→ **Exercice 1**: D'après le segment ci-dessous, quel âge a Carl Grimes ?

→ **Segment du document**:
++++

La lutte sans merci entre la communauté de Rick Grimes et celle de Philip Blake a constitué un traumatisme d'une ampleur désespérante, et effectivement Carl et Rick souffrent de trouble de stress post traumatique chacun à leur manière. Le jeu d'acteur de Carl Grimes (un enfant d'une dizaine d'années) n'est pas toujours convaincant. L'écriture de Kirkman laisse apparaître les ficelles et montre des réactions pas toujours en phase avec un enfant de cet âge. La narration visuelle de Charlie Adlard repose toujours autant sur une exagération dramatique du langage corporel et des expressions des visages. Le lecteur peut admettre que le fils comme le père aient les nerfs à fleur de peau et que chaque contrariété prenne les dimensions d'un drame, mais finalement Carl réagit juste comme un adulte avec une intelligence limitée, plus que comme un enfant. Malgré tout sa situation et ses réactions prennent aux tripes.


Le lecteur a beau avoir conscience de ce que Robert Kirkman prépare avec ce personnage, en le soumettant à des traumatismes successifs (la mise à disposition d'une arme à feu à une jeune âge le rendant tout puissant, le retrait de l'arme à feu agissant comme une métaphore de la castration, les disparitions de son père, le handicap de son père faisant de Carl le mâle en bonne santé, la présence de tous les instants de la mort sous les yeux incarnée dans les zombies, et les deuils successifs), il ressent de l'émotion à voir cet enfant soumis à de tels conditions pendant sa phase d'apprentissage. Il voit littéralement l'effet dévastateur qu'ont ces conditions sur le développement de sa psyché, sur la construction de sa personnalité, en martelant jour après jour que toute sécurité peut disparaître d'une minute à l'autre. Paradoxalement, la justesse douteuse du jeu d'acteur de Carl évite tout voyeurisme ou tout effet tire-larme, pour plus insister sur les conséquences de ces traumatismes psychologiques à répétition. Ce mécanisme est encore souligné lors d'une scène avec une autre enfant (Sophia).

++++

→ **Exercice 2**: Recopiez sans rien changer les lignes de la liste, depuis son début jusqu'à la ligne contenant "delete-cell: delete: [1517, 503, 1656, 547]", celle-ci comprise.

→ **Liste extraite**:
++++

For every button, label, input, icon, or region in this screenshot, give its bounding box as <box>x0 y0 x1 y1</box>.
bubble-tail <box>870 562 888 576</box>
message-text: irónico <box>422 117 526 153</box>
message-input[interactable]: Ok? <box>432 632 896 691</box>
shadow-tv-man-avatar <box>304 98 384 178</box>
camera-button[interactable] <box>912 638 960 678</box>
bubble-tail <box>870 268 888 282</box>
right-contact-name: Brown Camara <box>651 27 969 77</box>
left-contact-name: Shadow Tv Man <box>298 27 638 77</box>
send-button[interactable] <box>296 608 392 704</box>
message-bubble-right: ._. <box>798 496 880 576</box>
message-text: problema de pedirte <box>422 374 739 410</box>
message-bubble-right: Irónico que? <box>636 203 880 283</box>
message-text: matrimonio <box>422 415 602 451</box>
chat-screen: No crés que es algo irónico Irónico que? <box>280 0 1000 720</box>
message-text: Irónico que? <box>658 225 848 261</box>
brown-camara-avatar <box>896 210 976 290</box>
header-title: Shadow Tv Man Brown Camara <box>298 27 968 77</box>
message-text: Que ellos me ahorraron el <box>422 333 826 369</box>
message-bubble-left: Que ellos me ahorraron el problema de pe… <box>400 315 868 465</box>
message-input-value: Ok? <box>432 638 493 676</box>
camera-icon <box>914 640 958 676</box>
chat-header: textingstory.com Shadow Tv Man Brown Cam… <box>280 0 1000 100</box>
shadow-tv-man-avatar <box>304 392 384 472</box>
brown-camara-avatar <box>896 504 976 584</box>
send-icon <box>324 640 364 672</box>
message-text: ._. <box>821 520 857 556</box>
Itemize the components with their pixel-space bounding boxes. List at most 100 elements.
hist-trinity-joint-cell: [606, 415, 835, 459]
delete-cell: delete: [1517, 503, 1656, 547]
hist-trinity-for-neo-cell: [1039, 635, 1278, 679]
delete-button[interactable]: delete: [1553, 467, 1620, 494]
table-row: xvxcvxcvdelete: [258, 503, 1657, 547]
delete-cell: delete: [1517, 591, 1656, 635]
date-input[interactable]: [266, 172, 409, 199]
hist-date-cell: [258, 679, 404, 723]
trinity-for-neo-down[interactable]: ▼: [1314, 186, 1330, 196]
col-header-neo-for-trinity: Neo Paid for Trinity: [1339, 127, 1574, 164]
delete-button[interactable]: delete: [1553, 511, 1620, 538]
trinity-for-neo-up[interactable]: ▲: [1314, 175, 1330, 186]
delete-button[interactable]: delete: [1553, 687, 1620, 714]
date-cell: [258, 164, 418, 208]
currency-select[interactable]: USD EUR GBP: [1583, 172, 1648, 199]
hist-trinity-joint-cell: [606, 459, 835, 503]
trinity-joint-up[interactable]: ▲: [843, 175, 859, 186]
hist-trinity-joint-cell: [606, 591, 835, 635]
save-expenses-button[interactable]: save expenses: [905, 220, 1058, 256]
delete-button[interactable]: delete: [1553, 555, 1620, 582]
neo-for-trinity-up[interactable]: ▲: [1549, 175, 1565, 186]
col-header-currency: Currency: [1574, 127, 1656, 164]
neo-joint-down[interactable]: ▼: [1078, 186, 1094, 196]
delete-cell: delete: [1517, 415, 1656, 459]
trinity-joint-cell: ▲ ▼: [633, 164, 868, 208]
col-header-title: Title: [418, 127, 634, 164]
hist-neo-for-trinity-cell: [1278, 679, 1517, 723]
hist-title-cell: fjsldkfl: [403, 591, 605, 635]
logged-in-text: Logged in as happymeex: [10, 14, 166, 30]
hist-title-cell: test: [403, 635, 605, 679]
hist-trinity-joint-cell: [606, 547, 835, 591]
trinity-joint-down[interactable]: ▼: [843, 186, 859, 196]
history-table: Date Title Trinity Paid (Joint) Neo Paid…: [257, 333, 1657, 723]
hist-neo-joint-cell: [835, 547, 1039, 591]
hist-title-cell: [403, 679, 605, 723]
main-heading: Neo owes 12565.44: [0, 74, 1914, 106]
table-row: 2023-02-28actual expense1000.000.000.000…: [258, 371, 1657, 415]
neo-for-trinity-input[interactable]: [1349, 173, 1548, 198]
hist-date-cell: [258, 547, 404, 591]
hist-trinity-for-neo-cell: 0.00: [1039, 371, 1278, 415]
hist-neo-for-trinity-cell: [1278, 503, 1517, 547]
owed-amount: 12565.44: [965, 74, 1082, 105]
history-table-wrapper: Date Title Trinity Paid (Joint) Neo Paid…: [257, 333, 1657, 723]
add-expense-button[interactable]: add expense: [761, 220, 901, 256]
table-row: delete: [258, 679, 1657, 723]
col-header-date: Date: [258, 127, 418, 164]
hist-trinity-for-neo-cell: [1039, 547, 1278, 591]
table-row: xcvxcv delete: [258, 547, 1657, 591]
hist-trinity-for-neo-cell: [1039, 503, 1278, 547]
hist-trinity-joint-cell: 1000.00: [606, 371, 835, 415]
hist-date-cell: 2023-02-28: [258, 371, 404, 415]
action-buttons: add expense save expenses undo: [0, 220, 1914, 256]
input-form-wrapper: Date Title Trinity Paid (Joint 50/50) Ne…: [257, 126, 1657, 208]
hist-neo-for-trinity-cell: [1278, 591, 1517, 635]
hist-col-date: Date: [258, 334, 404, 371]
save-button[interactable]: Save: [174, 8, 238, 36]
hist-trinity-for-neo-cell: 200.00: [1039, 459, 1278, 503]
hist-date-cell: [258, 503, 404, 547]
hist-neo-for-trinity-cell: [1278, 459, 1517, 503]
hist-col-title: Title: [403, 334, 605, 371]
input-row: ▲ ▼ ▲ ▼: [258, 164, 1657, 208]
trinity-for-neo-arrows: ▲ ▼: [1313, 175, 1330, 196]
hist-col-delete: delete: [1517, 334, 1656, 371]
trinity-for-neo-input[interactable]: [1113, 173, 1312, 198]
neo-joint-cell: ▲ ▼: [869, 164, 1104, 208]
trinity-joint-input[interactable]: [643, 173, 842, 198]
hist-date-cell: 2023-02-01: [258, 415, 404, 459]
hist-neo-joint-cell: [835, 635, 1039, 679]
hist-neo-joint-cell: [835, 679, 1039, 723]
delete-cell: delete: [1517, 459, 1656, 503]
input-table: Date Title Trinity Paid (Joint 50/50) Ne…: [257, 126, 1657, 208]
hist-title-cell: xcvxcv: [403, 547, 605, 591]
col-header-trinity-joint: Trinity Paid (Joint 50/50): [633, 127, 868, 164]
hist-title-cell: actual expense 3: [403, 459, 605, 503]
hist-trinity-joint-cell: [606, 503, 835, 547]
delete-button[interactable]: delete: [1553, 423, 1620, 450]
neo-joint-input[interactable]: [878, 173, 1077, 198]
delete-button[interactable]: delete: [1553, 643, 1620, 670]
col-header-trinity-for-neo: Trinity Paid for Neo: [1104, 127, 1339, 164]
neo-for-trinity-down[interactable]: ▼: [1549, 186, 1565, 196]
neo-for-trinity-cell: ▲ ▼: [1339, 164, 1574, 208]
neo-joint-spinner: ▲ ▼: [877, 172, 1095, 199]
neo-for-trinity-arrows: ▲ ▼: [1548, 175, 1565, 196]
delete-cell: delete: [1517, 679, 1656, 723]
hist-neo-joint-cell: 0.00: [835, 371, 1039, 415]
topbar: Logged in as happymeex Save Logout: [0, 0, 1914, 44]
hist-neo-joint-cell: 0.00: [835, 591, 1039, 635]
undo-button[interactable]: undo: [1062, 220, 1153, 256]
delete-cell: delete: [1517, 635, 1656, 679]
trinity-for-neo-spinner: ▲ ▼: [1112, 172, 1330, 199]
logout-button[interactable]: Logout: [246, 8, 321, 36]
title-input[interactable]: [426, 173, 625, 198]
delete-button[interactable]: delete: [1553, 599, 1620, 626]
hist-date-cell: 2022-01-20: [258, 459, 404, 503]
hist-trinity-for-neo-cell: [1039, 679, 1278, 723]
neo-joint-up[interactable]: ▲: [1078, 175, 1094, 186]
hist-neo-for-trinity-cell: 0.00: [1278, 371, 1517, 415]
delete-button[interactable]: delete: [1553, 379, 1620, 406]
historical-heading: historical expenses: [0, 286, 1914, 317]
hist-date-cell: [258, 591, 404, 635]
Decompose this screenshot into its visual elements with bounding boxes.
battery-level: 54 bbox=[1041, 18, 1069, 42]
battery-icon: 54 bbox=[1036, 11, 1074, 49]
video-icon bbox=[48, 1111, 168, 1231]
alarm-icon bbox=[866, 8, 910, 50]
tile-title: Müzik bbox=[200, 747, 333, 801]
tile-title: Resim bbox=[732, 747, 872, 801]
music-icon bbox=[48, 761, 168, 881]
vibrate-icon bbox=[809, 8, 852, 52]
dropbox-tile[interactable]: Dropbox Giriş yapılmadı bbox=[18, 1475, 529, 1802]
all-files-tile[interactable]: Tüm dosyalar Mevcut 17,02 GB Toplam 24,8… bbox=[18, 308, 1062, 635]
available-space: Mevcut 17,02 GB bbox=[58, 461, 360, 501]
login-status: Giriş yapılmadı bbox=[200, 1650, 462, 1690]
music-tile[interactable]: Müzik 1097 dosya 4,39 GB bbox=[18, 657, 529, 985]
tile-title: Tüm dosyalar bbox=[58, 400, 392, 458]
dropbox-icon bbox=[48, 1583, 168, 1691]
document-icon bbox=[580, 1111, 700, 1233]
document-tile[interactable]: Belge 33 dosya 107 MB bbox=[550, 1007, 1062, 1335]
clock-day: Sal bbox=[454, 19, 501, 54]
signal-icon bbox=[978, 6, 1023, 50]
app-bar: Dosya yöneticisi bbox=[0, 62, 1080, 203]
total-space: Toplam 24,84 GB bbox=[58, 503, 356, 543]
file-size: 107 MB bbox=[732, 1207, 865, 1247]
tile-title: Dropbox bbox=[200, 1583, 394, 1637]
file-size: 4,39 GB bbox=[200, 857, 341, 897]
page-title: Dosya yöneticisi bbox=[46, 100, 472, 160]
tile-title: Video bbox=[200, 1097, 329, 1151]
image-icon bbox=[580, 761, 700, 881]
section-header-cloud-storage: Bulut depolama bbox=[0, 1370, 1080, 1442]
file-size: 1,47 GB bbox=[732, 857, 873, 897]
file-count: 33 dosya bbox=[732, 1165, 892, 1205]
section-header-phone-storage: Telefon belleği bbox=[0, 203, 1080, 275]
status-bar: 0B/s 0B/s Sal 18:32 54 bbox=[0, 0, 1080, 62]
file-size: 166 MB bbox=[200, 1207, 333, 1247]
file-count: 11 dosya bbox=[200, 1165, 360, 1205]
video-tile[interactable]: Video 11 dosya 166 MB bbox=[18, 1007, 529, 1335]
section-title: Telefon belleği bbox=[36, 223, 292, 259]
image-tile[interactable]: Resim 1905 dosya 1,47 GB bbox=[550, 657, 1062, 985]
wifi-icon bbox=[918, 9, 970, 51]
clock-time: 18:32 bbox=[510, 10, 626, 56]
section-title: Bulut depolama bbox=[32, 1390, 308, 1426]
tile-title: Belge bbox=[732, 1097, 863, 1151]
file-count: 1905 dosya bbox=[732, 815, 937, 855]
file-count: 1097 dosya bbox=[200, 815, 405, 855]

++++

→ **Réponse attendue 1**: Une dizaine d'années.

→ **Réponse attendue 2**:
For every button, label, input, icon, or region in this screenshot, give its bounding box as <box>x0 y0 x1 y1</box>.
bubble-tail <box>870 562 888 576</box>
message-text: irónico <box>422 117 526 153</box>
message-input[interactable]: Ok? <box>432 632 896 691</box>
shadow-tv-man-avatar <box>304 98 384 178</box>
camera-button[interactable] <box>912 638 960 678</box>
bubble-tail <box>870 268 888 282</box>
right-contact-name: Brown Camara <box>651 27 969 77</box>
left-contact-name: Shadow Tv Man <box>298 27 638 77</box>
send-button[interactable] <box>296 608 392 704</box>
message-bubble-right: ._. <box>798 496 880 576</box>
message-text: problema de pedirte <box>422 374 739 410</box>
message-bubble-right: Irónico que? <box>636 203 880 283</box>
message-text: matrimonio <box>422 415 602 451</box>
chat-screen: No crés que es algo irónico Irónico que? <box>280 0 1000 720</box>
message-text: Irónico que? <box>658 225 848 261</box>
brown-camara-avatar <box>896 210 976 290</box>
header-title: Shadow Tv Man Brown Camara <box>298 27 968 77</box>
message-text: Que ellos me ahorraron el <box>422 333 826 369</box>
message-bubble-left: Que ellos me ahorraron el problema de pe… <box>400 315 868 465</box>
message-input-value: Ok? <box>432 638 493 676</box>
camera-icon <box>914 640 958 676</box>
chat-header: textingstory.com Shadow Tv Man Brown Cam… <box>280 0 1000 100</box>
shadow-tv-man-avatar <box>304 392 384 472</box>
brown-camara-avatar <box>896 504 976 584</box>
send-icon <box>324 640 364 672</box>
message-text: ._. <box>821 520 857 556</box>
Itemize the components with their pixel-space bounding boxes. List at most 100 elements.
hist-trinity-joint-cell: [606, 415, 835, 459]
delete-cell: delete: [1517, 503, 1656, 547]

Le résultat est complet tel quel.